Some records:
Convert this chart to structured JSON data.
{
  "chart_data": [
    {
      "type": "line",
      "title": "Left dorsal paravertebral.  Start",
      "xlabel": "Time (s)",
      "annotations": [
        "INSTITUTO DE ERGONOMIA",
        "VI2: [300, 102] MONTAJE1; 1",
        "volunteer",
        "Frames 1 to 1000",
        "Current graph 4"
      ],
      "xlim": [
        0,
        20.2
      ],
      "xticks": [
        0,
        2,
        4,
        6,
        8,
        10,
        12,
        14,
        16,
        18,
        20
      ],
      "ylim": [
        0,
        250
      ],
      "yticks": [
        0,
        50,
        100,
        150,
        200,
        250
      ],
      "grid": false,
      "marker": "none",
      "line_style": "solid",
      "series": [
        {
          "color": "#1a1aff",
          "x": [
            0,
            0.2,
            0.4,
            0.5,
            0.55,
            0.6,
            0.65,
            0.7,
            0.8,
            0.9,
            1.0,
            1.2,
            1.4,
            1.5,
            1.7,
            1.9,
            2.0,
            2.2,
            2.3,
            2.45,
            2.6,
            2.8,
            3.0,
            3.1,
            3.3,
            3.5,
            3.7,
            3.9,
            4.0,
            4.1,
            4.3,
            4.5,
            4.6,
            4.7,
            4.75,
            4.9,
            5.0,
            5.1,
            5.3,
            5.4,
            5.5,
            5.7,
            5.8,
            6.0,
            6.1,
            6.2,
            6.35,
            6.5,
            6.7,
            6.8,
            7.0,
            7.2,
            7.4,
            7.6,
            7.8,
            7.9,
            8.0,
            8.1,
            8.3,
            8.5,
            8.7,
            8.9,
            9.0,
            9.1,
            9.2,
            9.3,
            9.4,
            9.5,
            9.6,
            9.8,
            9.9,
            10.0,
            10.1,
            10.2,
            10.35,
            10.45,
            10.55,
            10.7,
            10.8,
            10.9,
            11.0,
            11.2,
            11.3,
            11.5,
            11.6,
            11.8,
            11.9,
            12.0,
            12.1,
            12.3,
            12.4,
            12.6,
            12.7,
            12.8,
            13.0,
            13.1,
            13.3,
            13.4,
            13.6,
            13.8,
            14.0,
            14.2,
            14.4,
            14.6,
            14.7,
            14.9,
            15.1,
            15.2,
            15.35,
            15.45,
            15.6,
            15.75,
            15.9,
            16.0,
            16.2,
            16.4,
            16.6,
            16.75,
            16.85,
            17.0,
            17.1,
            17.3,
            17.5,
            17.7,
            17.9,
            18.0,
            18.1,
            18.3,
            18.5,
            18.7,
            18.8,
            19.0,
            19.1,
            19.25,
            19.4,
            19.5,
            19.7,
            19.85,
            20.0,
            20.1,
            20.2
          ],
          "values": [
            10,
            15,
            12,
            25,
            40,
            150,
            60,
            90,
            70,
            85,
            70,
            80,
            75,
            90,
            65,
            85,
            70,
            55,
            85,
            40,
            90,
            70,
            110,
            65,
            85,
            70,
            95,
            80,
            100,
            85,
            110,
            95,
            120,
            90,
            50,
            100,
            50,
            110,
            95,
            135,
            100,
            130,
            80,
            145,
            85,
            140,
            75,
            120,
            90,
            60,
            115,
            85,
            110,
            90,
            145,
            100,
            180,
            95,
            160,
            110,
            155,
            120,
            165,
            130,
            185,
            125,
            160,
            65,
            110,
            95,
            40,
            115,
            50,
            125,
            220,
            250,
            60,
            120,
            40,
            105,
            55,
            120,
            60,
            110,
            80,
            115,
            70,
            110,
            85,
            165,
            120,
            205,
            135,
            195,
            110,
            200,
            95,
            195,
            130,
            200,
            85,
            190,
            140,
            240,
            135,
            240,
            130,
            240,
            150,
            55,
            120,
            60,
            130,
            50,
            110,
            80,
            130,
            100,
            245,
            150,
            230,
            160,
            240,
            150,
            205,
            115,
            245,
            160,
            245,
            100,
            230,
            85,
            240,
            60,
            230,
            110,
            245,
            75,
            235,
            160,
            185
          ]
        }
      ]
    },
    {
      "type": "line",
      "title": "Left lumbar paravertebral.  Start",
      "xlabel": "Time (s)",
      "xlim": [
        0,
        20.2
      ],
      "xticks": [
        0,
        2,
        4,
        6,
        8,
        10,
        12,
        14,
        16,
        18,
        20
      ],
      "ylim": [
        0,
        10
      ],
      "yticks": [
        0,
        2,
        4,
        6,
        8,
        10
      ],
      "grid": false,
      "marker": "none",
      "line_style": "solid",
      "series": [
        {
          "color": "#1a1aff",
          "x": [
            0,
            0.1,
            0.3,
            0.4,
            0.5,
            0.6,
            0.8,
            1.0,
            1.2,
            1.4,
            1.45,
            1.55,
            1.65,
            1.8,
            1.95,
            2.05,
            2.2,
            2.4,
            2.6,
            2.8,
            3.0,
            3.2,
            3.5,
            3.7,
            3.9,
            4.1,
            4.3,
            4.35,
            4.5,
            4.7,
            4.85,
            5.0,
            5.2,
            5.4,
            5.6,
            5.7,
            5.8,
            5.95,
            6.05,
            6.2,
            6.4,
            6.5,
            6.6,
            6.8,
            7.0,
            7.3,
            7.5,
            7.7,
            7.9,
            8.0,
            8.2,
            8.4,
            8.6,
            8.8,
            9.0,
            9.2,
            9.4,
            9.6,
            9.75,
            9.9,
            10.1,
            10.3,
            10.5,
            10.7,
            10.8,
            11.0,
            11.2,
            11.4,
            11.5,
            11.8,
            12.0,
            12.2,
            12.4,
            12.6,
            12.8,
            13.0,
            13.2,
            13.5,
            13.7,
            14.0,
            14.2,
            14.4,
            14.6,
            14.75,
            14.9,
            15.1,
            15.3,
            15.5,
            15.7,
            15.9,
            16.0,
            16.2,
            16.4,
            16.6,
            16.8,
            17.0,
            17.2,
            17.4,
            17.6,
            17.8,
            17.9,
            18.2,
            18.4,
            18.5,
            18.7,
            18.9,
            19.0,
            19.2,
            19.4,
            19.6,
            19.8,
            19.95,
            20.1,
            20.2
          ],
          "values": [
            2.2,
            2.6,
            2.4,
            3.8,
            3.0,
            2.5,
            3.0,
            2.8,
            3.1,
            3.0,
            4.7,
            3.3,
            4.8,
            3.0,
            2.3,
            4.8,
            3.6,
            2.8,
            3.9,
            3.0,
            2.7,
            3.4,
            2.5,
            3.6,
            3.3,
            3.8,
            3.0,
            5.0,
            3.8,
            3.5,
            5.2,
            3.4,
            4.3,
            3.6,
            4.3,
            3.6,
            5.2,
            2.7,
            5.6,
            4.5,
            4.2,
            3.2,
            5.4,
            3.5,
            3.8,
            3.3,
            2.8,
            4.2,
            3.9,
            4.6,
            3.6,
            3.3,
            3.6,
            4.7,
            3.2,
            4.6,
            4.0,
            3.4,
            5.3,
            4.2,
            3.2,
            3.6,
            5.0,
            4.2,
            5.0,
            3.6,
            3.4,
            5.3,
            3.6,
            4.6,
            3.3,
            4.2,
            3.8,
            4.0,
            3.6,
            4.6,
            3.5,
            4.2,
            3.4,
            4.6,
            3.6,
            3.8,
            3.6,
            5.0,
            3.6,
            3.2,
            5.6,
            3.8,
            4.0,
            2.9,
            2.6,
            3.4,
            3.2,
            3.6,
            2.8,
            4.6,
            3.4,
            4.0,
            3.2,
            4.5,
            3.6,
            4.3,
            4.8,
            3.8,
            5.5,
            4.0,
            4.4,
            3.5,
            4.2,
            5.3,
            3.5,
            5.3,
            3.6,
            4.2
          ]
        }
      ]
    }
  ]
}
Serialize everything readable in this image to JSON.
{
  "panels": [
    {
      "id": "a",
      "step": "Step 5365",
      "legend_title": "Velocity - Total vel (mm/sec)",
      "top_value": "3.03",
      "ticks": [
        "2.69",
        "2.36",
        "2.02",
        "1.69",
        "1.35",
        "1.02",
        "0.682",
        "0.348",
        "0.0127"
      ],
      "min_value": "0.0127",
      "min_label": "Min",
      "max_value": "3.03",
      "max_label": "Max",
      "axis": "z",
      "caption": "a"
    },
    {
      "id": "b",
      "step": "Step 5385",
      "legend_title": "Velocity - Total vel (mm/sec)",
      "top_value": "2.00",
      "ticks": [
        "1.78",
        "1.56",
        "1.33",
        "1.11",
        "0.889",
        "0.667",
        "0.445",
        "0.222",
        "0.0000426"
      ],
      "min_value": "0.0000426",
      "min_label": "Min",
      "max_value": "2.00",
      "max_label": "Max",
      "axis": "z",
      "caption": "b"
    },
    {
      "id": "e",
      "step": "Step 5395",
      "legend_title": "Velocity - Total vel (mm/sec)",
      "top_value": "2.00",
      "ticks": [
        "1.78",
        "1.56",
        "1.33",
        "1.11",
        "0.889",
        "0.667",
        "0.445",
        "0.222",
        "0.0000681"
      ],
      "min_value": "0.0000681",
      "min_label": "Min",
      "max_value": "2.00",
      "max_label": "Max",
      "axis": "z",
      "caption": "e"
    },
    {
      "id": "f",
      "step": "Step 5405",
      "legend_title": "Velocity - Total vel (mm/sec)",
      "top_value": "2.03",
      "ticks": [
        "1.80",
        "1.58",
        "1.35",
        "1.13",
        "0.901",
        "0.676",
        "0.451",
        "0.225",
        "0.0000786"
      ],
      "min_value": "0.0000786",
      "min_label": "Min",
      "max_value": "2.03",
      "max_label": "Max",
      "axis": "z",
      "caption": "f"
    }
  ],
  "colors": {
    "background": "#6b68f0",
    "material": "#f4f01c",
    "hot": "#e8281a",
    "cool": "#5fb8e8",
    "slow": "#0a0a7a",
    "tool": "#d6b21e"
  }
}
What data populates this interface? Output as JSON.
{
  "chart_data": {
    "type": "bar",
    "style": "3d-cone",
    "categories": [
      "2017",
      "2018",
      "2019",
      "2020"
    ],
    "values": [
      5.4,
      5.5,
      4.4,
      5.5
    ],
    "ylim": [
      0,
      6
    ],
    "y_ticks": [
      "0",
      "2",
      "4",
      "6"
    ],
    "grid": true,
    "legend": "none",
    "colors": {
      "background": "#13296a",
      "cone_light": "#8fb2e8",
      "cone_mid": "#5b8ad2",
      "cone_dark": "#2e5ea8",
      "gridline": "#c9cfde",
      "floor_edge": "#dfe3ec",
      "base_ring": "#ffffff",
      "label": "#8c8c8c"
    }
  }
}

▸ Problem description: Check each line above for the word "this" and copy the ones that have it.

▸ Output of the exercise:
Convert this chart to structured JSON data.
Serialize everything readable in this image to JSON.
What data populates this interface? Output as JSON.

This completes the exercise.